• Task directions: Leave out any pictures and transcribe all other data below exactly.

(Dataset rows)
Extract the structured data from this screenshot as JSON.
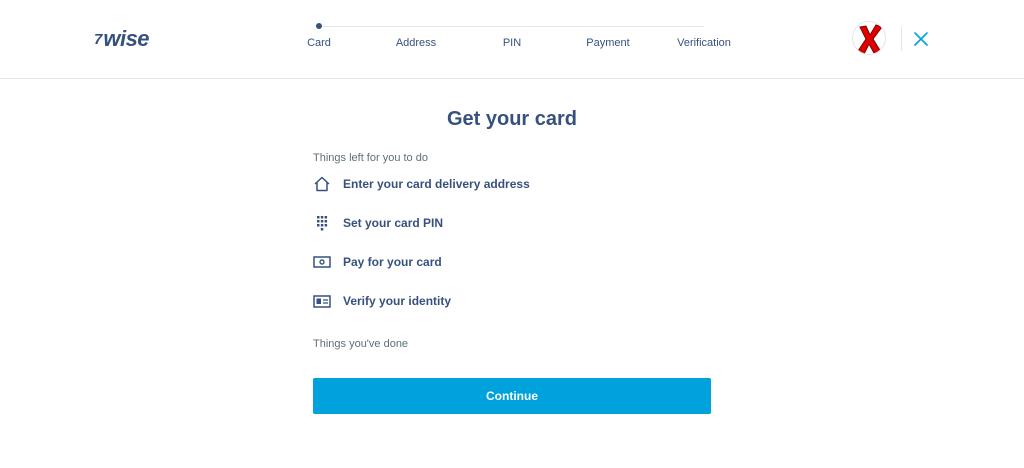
{
  "header": {
    "logo_flag": "7",
    "logo_text": "wise",
    "steps": [
      {
        "label": "Card",
        "active": true
      },
      {
        "label": "Address",
        "active": false
      },
      {
        "label": "PIN",
        "active": false
      },
      {
        "label": "Payment",
        "active": false
      },
      {
        "label": "Verification",
        "active": false
      }
    ],
    "avatar_icon": "red-x-mark-icon",
    "close_icon": "close-icon"
  },
  "main": {
    "title": "Get your card",
    "todo_heading": "Things left for you to do",
    "todo_items": [
      {
        "label": "Enter your card delivery address",
        "icon": "home-icon"
      },
      {
        "label": "Set your card PIN",
        "icon": "keypad-icon"
      },
      {
        "label": "Pay for your card",
        "icon": "banknote-icon"
      },
      {
        "label": "Verify your identity",
        "icon": "id-card-icon"
      }
    ],
    "done_heading": "Things you've done",
    "continue_label": "Continue"
  },
  "colors": {
    "navy": "#37517e",
    "accent": "#00a2dd",
    "muted": "#5d7079",
    "border": "#e2e6e8",
    "avatar_mark": "#e00000"
  }
}
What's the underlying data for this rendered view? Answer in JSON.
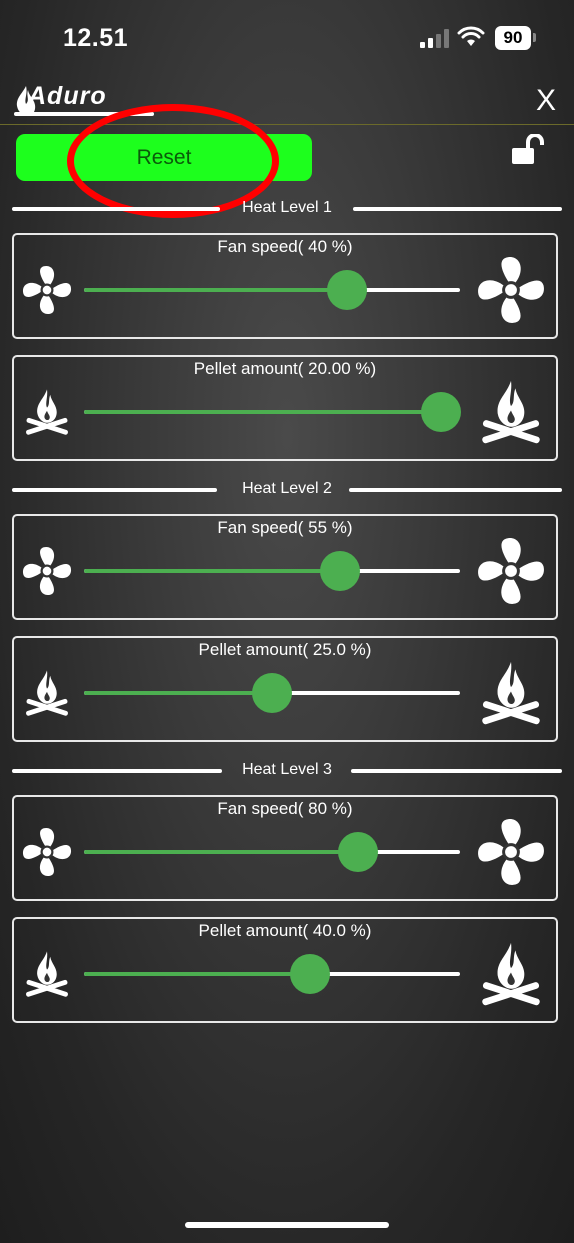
{
  "status_bar": {
    "time": "12.51",
    "battery": "90"
  },
  "header": {
    "logo_text": "Aduro",
    "close_label": "X"
  },
  "reset_button": {
    "label": "Reset"
  },
  "colors": {
    "accent_green": "#4caf50",
    "reset_green": "#1dff1d",
    "highlight_red": "#ff0000"
  },
  "icons": {
    "fan": "fan-icon",
    "fire": "campfire-icon",
    "lock": "unlocked-padlock-icon"
  },
  "heat_levels": [
    {
      "label": "Heat Level 1",
      "fan": {
        "title": "Fan speed( 40 %)",
        "value": 0.7
      },
      "pellet": {
        "title": "Pellet amount( 20.00 %)",
        "value": 0.95
      }
    },
    {
      "label": "Heat Level 2",
      "fan": {
        "title": "Fan speed( 55 %)",
        "value": 0.68
      },
      "pellet": {
        "title": "Pellet amount( 25.0 %)",
        "value": 0.5
      }
    },
    {
      "label": "Heat Level 3",
      "fan": {
        "title": "Fan speed( 80 %)",
        "value": 0.73
      },
      "pellet": {
        "title": "Pellet amount( 40.0 %)",
        "value": 0.6
      }
    }
  ]
}
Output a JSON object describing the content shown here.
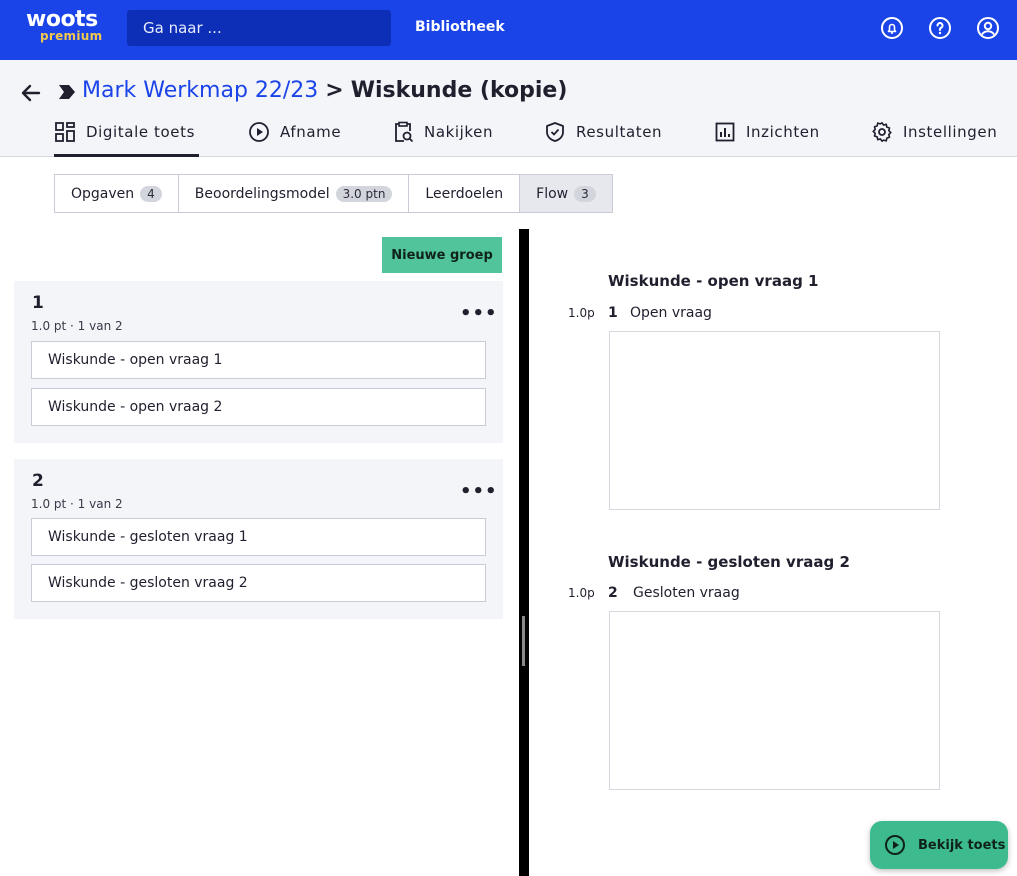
{
  "topbar": {
    "logo_main": "woots",
    "logo_sub": "premium",
    "search_placeholder": "Ga naar ...",
    "library_label": "Bibliotheek",
    "icons": [
      "bell-icon",
      "help-icon",
      "account-icon"
    ]
  },
  "breadcrumb": {
    "parent": "Mark Werkmap 22/23",
    "separator": ">",
    "current": "Wiskunde (kopie)"
  },
  "main_tabs": [
    {
      "label": "Digitale toets",
      "icon": "grid-icon",
      "active": true
    },
    {
      "label": "Afname",
      "icon": "play-icon",
      "active": false
    },
    {
      "label": "Nakijken",
      "icon": "clipboard-search-icon",
      "active": false
    },
    {
      "label": "Resultaten",
      "icon": "shield-check-icon",
      "active": false
    },
    {
      "label": "Inzichten",
      "icon": "bar-chart-icon",
      "active": false
    },
    {
      "label": "Instellingen",
      "icon": "gear-icon",
      "active": false
    }
  ],
  "sub_tabs": [
    {
      "label": "Opgaven",
      "badge": "4",
      "selected": false
    },
    {
      "label": "Beoordelingsmodel",
      "badge": "3.0 ptn",
      "selected": false
    },
    {
      "label": "Leerdoelen",
      "badge": "",
      "selected": false
    },
    {
      "label": "Flow",
      "badge": "3",
      "selected": true
    }
  ],
  "left": {
    "new_group_label": "Nieuwe groep",
    "groups": [
      {
        "number": "1",
        "meta": "1.0 pt  ·  1 van 2",
        "items": [
          "Wiskunde - open vraag 1",
          "Wiskunde - open vraag 2"
        ]
      },
      {
        "number": "2",
        "meta": "1.0 pt  ·  1 van 2",
        "items": [
          "Wiskunde - gesloten vraag 1",
          "Wiskunde - gesloten vraag 2"
        ]
      }
    ]
  },
  "preview": {
    "questions": [
      {
        "title": "Wiskunde - open vraag 1",
        "points": "1.0p",
        "number": "1",
        "type": "Open vraag"
      },
      {
        "title": "Wiskunde - gesloten vraag 2",
        "points": "1.0p",
        "number": "2",
        "type": "Gesloten vraag"
      }
    ]
  },
  "fab": {
    "label": "Bekijk toets"
  },
  "colors": {
    "brand_blue": "#1a44e8",
    "accent_green": "#52c49c",
    "logo_yellow": "#f2c94c"
  }
}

• Answer below:
Extract the structured data from this screenshot as JSON.
{
  "header": {
    "logo_flag": "7",
    "logo_text": "wise",
    "steps": [
      {
        "label": "Card",
        "active": true
      },
      {
        "label": "Address",
        "active": false
      },
      {
        "label": "PIN",
        "active": false
      },
      {
        "label": "Payment",
        "active": false
      },
      {
        "label": "Verification",
        "active": false
      }
    ],
    "avatar_icon": "red-x-mark-icon",
    "close_icon": "close-icon"
  },
  "main": {
    "title": "Get your card",
    "todo_heading": "Things left for you to do",
    "todo_items": [
      {
        "label": "Enter your card delivery address",
        "icon": "home-icon"
      },
      {
        "label": "Set your card PIN",
        "icon": "keypad-icon"
      },
      {
        "label": "Pay for your card",
        "icon": "banknote-icon"
      },
      {
        "label": "Verify your identity",
        "icon": "id-card-icon"
      }
    ],
    "done_heading": "Things you've done",
    "continue_label": "Continue"
  },
  "colors": {
    "navy": "#37517e",
    "accent": "#00a2dd",
    "muted": "#5d7079",
    "border": "#e2e6e8",
    "avatar_mark": "#e00000"
  }
}
What's the underlying data for this rendered view? Answer in JSON.
{
  "status_bar": {
    "time": "12.51",
    "battery": "90"
  },
  "header": {
    "logo_text": "Aduro",
    "close_label": "X"
  },
  "reset_button": {
    "label": "Reset"
  },
  "colors": {
    "accent_green": "#4caf50",
    "reset_green": "#1dff1d",
    "highlight_red": "#ff0000"
  },
  "icons": {
    "fan": "fan-icon",
    "fire": "campfire-icon",
    "lock": "unlocked-padlock-icon"
  },
  "heat_levels": [
    {
      "label": "Heat Level 1",
      "fan": {
        "title": "Fan speed( 40 %)",
        "value": 0.7
      },
      "pellet": {
        "title": "Pellet amount( 20.00 %)",
        "value": 0.95
      }
    },
    {
      "label": "Heat Level 2",
      "fan": {
        "title": "Fan speed( 55 %)",
        "value": 0.68
      },
      "pellet": {
        "title": "Pellet amount( 25.0 %)",
        "value": 0.5
      }
    },
    {
      "label": "Heat Level 3",
      "fan": {
        "title": "Fan speed( 80 %)",
        "value": 0.73
      },
      "pellet": {
        "title": "Pellet amount( 40.0 %)",
        "value": 0.6
      }
    }
  ]
}
Output a JSON object describing the content shown here.
{
  "topbar": {
    "logo_main": "woots",
    "logo_sub": "premium",
    "search_placeholder": "Ga naar ...",
    "library_label": "Bibliotheek",
    "icons": [
      "bell-icon",
      "help-icon",
      "account-icon"
    ]
  },
  "breadcrumb": {
    "parent": "Mark Werkmap 22/23",
    "separator": ">",
    "current": "Wiskunde (kopie)"
  },
  "main_tabs": [
    {
      "label": "Digitale toets",
      "icon": "grid-icon",
      "active": true
    },
    {
      "label": "Afname",
      "icon": "play-icon",
      "active": false
    },
    {
      "label": "Nakijken",
      "icon": "clipboard-search-icon",
      "active": false
    },
    {
      "label": "Resultaten",
      "icon": "shield-check-icon",
      "active": false
    },
    {
      "label": "Inzichten",
      "icon": "bar-chart-icon",
      "active": false
    },
    {
      "label": "Instellingen",
      "icon": "gear-icon",
      "active": false
    }
  ],
  "sub_tabs": [
    {
      "label": "Opgaven",
      "badge": "4",
      "selected": false
    },
    {
      "label": "Beoordelingsmodel",
      "badge": "3.0 ptn",
      "selected": false
    },
    {
      "label": "Leerdoelen",
      "badge": "",
      "selected": false
    },
    {
      "label": "Flow",
      "badge": "3",
      "selected": true
    }
  ],
  "left": {
    "new_group_label": "Nieuwe groep",
    "groups": [
      {
        "number": "1",
        "meta": "1.0 pt  ·  1 van 2",
        "items": [
          "Wiskunde - open vraag 1",
          "Wiskunde - open vraag 2"
        ]
      },
      {
        "number": "2",
        "meta": "1.0 pt  ·  1 van 2",
        "items": [
          "Wiskunde - gesloten vraag 1",
          "Wiskunde - gesloten vraag 2"
        ]
      }
    ]
  },
  "preview": {
    "questions": [
      {
        "title": "Wiskunde - open vraag 1",
        "points": "1.0p",
        "number": "1",
        "type": "Open vraag"
      },
      {
        "title": "Wiskunde - gesloten vraag 2",
        "points": "1.0p",
        "number": "2",
        "type": "Gesloten vraag"
      }
    ]
  },
  "fab": {
    "label": "Bekijk toets"
  },
  "colors": {
    "brand_blue": "#1a44e8",
    "accent_green": "#52c49c",
    "logo_yellow": "#f2c94c"
  }
}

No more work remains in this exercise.